▶ **TASK DIRECTIONS**: Show all lines of the listing that hold the word "name".

-- start --

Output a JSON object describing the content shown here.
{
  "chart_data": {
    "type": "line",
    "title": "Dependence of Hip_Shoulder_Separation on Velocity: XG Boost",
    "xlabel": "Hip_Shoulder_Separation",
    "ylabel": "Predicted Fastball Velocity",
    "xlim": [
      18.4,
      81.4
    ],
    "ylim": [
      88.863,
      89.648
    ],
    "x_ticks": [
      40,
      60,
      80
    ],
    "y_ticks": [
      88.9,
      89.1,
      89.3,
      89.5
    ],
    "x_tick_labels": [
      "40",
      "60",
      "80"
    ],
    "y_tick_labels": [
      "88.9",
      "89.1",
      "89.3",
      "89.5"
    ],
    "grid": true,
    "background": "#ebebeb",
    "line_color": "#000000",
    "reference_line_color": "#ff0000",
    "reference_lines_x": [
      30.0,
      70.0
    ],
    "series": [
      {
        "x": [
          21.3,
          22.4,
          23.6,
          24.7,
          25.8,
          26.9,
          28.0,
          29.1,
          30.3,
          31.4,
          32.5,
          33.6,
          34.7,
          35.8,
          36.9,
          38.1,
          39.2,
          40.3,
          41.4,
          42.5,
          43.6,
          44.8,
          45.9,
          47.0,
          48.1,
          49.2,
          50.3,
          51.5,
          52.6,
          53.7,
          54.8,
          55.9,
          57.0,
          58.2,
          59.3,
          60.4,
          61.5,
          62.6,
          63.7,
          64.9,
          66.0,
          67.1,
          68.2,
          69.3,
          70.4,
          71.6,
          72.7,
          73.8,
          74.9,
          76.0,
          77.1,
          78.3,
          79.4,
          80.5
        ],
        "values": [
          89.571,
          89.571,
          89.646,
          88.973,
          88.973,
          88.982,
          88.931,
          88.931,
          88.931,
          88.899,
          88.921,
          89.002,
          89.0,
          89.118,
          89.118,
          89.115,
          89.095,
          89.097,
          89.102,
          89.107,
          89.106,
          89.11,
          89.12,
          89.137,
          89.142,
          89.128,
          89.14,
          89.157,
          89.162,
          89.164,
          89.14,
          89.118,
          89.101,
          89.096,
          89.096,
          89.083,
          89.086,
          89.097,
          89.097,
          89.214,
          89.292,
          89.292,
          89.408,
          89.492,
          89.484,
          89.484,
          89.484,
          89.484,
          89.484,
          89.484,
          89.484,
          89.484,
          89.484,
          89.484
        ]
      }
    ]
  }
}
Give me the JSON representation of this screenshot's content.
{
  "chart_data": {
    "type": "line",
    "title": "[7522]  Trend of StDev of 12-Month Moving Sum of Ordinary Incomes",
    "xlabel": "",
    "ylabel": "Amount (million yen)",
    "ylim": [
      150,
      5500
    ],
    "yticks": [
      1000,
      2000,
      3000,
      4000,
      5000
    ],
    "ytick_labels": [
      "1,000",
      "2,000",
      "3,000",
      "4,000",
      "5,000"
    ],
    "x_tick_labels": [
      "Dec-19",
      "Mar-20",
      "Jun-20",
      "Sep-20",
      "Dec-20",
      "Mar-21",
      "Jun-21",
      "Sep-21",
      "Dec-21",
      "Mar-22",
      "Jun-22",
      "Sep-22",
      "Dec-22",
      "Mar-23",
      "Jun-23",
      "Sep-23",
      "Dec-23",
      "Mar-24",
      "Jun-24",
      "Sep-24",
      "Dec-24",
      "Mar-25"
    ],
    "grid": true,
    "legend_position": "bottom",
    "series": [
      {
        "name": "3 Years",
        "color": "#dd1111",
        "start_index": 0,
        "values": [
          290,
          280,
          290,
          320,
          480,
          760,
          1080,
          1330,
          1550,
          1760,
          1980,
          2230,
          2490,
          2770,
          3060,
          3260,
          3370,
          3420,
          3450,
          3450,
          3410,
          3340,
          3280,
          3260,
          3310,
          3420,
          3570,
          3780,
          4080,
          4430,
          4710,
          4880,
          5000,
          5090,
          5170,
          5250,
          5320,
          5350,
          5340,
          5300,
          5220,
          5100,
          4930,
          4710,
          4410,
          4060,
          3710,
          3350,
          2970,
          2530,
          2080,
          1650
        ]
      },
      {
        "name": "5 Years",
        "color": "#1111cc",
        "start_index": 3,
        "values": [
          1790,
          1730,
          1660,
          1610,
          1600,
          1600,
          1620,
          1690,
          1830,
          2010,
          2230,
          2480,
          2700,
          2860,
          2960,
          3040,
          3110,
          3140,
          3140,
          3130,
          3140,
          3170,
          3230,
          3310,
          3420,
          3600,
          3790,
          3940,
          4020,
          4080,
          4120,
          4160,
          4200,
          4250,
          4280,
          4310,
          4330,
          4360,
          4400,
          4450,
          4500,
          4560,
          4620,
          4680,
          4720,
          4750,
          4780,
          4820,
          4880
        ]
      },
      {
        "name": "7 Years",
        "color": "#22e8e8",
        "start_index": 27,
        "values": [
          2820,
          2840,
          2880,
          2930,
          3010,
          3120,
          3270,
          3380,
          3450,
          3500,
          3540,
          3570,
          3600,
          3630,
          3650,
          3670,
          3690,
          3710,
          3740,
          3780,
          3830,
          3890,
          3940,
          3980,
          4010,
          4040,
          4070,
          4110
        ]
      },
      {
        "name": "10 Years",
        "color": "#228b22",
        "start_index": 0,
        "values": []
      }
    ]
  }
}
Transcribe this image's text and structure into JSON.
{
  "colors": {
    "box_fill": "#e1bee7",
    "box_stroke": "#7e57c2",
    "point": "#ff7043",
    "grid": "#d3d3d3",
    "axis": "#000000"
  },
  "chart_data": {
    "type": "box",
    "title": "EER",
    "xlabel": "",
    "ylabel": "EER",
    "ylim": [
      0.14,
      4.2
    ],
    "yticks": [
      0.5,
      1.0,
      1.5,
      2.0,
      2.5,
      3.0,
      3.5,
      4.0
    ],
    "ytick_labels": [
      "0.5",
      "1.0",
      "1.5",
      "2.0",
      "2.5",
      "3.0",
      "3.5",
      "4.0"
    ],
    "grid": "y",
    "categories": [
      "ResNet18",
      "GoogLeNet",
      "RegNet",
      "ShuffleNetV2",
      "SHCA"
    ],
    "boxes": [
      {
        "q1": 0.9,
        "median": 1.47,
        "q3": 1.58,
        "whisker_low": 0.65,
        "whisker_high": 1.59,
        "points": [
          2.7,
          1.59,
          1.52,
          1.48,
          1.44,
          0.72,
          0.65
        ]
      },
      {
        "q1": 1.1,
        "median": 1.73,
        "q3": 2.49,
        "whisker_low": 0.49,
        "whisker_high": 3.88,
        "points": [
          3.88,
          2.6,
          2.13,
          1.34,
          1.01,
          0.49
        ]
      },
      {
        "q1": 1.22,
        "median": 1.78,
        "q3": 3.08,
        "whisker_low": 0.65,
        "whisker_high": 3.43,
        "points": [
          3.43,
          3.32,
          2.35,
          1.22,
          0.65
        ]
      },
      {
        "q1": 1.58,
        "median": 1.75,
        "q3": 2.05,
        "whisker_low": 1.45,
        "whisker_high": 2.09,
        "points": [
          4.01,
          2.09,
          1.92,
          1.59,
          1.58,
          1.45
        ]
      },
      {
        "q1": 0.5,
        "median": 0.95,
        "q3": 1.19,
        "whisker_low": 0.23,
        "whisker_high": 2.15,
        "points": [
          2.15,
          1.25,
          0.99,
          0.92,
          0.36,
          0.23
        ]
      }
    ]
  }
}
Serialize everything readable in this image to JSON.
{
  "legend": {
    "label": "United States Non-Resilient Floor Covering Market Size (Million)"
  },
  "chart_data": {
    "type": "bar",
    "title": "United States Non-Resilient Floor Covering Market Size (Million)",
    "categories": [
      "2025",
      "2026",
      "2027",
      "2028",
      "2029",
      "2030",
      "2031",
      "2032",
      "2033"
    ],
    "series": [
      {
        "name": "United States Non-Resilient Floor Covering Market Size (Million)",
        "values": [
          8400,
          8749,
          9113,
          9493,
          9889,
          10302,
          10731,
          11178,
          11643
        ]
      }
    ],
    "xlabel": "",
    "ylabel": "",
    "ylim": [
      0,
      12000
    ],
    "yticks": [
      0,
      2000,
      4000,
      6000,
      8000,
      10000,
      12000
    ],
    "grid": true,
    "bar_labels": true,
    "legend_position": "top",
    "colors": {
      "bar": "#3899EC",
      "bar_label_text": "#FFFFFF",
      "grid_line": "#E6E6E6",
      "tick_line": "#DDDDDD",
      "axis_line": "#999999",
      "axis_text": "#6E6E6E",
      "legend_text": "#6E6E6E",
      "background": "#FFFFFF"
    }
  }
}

-- end --

▶ **SOLVED EXERCISE**:
        "name": "3 Years",
        "name": "5 Years",
        "name": "7 Years",
        "name": "10 Years",
        "name": "United States Non-Resilient Floor Covering Market Size (Million)",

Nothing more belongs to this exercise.